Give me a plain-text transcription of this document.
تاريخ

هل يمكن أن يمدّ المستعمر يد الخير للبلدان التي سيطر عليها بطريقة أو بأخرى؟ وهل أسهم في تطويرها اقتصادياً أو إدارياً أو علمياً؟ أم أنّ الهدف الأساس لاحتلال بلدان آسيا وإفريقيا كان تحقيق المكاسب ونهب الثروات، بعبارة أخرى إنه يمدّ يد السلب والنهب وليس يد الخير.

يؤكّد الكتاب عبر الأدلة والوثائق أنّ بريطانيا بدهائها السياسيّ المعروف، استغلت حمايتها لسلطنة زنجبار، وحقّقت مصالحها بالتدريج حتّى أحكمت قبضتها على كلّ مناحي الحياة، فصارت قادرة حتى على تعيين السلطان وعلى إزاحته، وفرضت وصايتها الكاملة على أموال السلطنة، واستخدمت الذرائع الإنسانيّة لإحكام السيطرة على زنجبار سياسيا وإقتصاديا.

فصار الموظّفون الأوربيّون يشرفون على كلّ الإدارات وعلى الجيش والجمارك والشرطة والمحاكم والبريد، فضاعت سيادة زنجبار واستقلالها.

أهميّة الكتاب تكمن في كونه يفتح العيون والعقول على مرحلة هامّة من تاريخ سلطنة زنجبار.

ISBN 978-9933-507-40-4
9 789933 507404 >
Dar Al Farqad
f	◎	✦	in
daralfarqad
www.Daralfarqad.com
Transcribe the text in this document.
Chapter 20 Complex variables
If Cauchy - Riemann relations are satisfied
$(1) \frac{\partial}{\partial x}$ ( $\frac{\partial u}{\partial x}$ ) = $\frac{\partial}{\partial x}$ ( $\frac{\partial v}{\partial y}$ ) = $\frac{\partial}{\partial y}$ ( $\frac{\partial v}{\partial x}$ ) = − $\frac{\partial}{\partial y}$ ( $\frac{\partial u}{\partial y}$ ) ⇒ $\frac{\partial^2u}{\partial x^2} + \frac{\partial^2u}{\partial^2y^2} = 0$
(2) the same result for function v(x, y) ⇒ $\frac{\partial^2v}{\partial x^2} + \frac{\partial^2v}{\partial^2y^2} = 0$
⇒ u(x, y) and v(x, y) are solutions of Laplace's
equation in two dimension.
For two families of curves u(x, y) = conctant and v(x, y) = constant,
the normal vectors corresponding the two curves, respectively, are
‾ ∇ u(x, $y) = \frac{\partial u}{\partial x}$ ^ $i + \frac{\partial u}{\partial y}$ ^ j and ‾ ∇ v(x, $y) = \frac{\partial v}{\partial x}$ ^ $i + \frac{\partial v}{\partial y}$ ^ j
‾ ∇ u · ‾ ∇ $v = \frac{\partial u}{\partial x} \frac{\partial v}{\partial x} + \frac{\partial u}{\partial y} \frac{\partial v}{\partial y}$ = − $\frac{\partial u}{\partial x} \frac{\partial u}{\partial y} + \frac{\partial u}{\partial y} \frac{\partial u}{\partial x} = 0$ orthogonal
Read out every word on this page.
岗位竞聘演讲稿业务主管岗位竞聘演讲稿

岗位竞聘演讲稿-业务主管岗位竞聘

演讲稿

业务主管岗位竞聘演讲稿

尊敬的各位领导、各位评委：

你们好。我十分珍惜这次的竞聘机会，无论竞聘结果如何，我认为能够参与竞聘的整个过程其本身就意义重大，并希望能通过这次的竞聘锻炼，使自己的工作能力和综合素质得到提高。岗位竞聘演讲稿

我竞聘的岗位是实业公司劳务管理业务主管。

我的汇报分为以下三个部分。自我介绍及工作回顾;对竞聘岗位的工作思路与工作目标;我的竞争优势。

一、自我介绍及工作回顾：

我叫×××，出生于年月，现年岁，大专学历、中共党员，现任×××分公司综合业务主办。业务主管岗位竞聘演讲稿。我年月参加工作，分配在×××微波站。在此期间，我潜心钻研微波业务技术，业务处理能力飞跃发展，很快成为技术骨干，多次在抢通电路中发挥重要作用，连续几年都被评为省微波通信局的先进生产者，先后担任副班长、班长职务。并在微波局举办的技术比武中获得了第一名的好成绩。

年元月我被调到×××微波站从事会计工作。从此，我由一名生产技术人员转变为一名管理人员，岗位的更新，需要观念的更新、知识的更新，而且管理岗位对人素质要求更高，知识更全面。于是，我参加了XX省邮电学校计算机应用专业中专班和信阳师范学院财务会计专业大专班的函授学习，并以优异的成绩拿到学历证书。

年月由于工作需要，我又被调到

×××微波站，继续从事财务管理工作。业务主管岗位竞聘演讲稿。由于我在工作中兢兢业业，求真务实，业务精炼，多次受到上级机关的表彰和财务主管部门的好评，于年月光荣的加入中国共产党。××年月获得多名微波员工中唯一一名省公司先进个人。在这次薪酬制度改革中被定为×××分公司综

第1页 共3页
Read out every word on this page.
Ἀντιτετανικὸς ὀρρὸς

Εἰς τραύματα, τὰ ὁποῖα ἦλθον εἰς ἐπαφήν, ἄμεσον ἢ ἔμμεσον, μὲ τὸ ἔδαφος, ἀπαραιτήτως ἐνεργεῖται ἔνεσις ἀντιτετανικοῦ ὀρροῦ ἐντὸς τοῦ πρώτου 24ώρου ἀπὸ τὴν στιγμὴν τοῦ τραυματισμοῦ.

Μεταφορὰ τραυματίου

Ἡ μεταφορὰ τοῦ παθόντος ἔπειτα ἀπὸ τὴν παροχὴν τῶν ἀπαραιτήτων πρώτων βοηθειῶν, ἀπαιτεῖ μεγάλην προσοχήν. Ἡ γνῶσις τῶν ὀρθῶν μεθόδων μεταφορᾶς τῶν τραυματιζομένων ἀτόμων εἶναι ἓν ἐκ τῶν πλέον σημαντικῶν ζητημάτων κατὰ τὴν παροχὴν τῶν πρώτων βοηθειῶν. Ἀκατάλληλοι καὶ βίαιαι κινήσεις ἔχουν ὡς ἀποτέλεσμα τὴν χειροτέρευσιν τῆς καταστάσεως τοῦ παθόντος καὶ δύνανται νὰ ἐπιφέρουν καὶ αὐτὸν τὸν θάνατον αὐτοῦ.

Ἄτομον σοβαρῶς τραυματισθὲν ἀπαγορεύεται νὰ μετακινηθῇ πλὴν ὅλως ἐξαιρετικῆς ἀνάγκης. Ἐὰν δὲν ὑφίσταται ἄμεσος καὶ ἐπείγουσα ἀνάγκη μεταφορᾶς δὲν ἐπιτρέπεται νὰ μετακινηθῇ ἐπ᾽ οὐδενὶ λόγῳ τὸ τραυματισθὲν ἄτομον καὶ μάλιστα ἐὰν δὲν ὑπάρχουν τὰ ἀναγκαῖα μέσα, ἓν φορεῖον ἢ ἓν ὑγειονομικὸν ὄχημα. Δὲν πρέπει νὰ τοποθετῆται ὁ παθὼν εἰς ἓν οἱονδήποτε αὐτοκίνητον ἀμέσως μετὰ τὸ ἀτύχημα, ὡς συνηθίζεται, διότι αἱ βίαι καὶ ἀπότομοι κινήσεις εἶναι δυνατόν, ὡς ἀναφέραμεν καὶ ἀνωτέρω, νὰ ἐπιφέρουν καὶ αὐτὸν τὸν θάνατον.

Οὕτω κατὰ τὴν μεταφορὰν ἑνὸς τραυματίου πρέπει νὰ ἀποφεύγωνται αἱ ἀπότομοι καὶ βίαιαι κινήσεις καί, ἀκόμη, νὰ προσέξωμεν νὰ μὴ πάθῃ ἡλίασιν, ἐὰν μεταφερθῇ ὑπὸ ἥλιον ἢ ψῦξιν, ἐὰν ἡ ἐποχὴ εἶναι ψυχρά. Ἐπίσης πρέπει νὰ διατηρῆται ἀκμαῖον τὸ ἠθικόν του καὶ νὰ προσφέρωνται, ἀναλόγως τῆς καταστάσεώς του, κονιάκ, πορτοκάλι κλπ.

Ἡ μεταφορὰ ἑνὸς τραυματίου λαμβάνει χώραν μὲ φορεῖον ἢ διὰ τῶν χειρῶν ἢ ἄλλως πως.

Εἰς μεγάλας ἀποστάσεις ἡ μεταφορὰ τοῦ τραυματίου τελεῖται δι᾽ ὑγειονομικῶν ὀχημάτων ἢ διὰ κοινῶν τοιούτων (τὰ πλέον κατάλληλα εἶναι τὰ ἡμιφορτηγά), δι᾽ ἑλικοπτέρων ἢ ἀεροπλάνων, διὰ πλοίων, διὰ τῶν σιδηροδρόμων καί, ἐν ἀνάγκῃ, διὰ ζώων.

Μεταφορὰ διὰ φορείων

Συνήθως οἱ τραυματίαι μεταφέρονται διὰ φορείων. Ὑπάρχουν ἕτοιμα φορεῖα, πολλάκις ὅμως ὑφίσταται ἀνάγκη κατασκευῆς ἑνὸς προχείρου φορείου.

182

----

DIRECTION: Above are the records. Identify each line that contains the word "μεταφορᾶς".

FULL SOLUTION:
Ἡ μεταφορὰ τοῦ παθόντος ἔπειτα ἀπὸ τὴν παροχὴν τῶν ἀπαραιτήτων πρώτων βοηθειῶν, ἀπαιτεῖ μεγάλην προσοχήν. Ἡ γνῶσις τῶν ὀρθῶν μεθόδων μεταφορᾶς τῶν τραυματιζομένων ἀτόμων εἶναι ἓν ἐκ τῶν πλέον σημαντικῶν ζητημάτων κατὰ τὴν παροχὴν τῶν πρώτων βοηθειῶν. Ἀκατάλληλοι καὶ βίαιαι κινήσεις ἔχουν ὡς ἀποτέλεσμα τὴν χειροτέρευσιν τῆς καταστάσεως τοῦ παθόντος καὶ δύνανται νὰ ἐπιφέρουν καὶ αὐτὸν τὸν θάνατον αὐτοῦ.
Ἄτομον σοβαρῶς τραυματισθὲν ἀπαγορεύεται νὰ μετακινηθῇ πλὴν ὅλως ἐξαιρετικῆς ἀνάγκης. Ἐὰν δὲν ὑφίσταται ἄμεσος καὶ ἐπείγουσα ἀνάγκη μεταφορᾶς δὲν ἐπιτρέπεται νὰ μετακινηθῇ ἐπ᾽ οὐδενὶ λόγῳ τὸ τραυματισθὲν ἄτομον καὶ μάλιστα ἐὰν δὲν ὑπάρχουν τὰ ἀναγκαῖα μέσα, ἓν φορεῖον ἢ ἓν ὑγειονομικὸν ὄχημα. Δὲν πρέπει νὰ τοποθετῆται ὁ παθὼν εἰς ἓν οἱονδήποτε αὐτοκίνητον ἀμέσως μετὰ τὸ ἀτύχημα, ὡς συνηθίζεται, διότι αἱ βίαι καὶ ἀπότομοι κινήσεις εἶναι δυνατόν, ὡς ἀναφέραμεν καὶ ἀνωτέρω, νὰ ἐπιφέρουν καὶ αὐτὸν τὸν θάνατον.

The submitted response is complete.